Dataset entries on figures:
↓↓↓

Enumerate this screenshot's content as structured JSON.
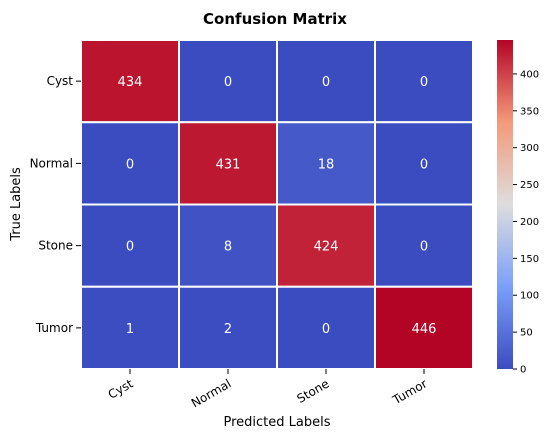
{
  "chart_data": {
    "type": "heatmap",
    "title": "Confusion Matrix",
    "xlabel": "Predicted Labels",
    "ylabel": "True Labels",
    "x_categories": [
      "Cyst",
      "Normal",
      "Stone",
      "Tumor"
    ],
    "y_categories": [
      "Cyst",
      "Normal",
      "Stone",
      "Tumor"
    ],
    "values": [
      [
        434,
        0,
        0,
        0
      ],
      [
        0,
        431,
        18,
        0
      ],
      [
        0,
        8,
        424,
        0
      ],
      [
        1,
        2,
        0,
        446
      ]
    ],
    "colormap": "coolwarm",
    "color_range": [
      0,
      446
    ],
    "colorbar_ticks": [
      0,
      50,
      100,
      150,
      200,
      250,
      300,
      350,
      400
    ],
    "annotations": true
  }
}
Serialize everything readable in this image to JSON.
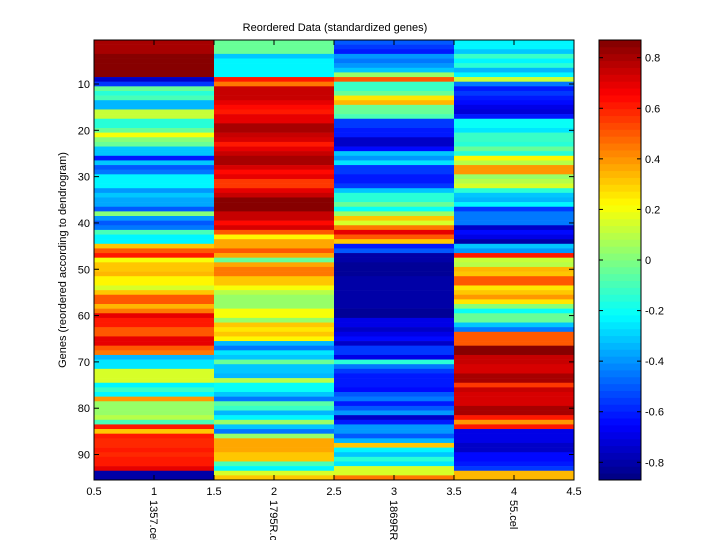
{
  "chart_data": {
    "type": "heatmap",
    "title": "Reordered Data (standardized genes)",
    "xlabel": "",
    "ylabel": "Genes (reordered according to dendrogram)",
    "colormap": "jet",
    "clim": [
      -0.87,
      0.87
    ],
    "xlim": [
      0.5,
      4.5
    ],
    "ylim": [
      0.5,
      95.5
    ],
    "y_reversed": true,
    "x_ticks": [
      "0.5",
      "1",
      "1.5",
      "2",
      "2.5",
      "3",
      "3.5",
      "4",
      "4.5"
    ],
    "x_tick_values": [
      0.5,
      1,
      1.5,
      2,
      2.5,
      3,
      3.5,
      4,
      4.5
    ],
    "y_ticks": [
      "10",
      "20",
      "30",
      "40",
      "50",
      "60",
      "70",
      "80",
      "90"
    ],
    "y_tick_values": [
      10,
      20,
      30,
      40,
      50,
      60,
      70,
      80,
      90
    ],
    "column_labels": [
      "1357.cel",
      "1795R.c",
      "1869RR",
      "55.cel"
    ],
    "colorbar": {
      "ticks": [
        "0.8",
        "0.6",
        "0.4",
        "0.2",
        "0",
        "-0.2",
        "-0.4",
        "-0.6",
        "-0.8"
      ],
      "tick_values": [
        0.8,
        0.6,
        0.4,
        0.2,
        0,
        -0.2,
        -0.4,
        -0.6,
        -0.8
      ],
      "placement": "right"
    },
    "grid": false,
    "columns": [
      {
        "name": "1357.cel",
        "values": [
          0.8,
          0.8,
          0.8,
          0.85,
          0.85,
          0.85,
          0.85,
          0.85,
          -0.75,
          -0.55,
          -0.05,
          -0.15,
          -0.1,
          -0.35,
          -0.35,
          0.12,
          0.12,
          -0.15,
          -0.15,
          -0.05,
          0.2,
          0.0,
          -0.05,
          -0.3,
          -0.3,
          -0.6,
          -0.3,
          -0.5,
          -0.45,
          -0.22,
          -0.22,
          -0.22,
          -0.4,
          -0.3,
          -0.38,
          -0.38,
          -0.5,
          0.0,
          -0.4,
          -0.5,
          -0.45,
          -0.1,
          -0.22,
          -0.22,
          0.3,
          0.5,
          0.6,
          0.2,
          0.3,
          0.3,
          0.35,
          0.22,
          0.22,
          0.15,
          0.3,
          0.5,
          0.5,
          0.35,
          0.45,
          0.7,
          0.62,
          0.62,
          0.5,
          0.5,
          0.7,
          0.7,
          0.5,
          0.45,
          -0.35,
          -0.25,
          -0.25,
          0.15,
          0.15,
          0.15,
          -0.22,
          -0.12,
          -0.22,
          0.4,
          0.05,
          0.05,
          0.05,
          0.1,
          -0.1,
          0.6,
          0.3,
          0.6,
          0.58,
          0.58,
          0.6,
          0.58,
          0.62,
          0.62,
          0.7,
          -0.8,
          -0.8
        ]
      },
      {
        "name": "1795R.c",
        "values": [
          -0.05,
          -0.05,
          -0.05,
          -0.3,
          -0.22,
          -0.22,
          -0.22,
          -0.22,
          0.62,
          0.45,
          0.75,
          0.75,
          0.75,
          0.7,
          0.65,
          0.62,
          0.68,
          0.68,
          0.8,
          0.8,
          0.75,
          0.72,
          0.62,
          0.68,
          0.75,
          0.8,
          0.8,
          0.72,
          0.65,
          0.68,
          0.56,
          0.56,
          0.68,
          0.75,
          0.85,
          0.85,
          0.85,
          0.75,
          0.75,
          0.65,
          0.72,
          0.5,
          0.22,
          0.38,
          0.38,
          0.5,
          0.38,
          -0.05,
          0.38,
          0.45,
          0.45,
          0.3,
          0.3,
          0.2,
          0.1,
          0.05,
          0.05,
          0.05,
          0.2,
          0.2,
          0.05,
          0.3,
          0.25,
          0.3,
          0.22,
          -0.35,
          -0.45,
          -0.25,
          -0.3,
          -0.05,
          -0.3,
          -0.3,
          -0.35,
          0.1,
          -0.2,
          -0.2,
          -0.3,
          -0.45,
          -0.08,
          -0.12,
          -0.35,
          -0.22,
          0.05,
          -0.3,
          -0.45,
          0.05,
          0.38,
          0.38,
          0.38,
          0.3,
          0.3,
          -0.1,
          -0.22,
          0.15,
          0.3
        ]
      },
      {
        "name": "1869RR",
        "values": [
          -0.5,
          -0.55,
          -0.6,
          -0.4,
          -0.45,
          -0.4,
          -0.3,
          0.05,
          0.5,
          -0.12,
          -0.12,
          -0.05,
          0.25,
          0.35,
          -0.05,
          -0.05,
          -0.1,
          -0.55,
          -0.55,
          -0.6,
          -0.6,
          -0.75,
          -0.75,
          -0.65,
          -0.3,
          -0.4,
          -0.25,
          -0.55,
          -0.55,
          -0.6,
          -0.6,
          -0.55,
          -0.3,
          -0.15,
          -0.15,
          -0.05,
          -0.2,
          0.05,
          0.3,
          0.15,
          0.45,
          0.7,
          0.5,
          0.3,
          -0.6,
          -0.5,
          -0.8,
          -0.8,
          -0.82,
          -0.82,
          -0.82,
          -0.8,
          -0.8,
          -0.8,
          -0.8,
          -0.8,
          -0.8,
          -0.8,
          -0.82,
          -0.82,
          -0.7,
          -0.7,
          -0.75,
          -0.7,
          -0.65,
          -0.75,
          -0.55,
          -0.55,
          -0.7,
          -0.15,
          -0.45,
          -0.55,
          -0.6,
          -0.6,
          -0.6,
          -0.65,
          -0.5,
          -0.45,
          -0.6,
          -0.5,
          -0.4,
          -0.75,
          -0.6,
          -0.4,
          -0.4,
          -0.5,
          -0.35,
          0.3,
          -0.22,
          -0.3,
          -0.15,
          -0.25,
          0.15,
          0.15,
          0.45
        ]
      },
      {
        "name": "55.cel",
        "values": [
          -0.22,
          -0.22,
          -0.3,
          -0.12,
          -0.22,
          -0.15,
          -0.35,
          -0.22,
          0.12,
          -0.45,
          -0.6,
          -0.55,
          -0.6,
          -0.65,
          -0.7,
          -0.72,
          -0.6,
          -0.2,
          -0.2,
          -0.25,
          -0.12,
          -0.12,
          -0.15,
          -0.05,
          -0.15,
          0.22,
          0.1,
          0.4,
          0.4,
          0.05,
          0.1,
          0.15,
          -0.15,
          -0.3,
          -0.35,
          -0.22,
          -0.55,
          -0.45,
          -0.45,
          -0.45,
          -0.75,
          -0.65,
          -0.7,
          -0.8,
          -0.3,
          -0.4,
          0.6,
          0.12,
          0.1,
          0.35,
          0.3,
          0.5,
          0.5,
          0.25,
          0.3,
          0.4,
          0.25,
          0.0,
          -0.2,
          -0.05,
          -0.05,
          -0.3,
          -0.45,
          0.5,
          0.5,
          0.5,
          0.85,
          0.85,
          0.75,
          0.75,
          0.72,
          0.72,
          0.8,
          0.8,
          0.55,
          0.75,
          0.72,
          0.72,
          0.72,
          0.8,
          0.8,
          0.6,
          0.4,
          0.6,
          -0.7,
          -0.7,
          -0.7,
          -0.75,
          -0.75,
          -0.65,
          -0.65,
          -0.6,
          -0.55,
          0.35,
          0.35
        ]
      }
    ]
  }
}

↑↑↑

### Try it
For the string "title", show each line of the entries above where it occurs.

### Response to this exercise
    "title": "Confusion Matrix",
    "title": "Reordered Data (standardized genes)",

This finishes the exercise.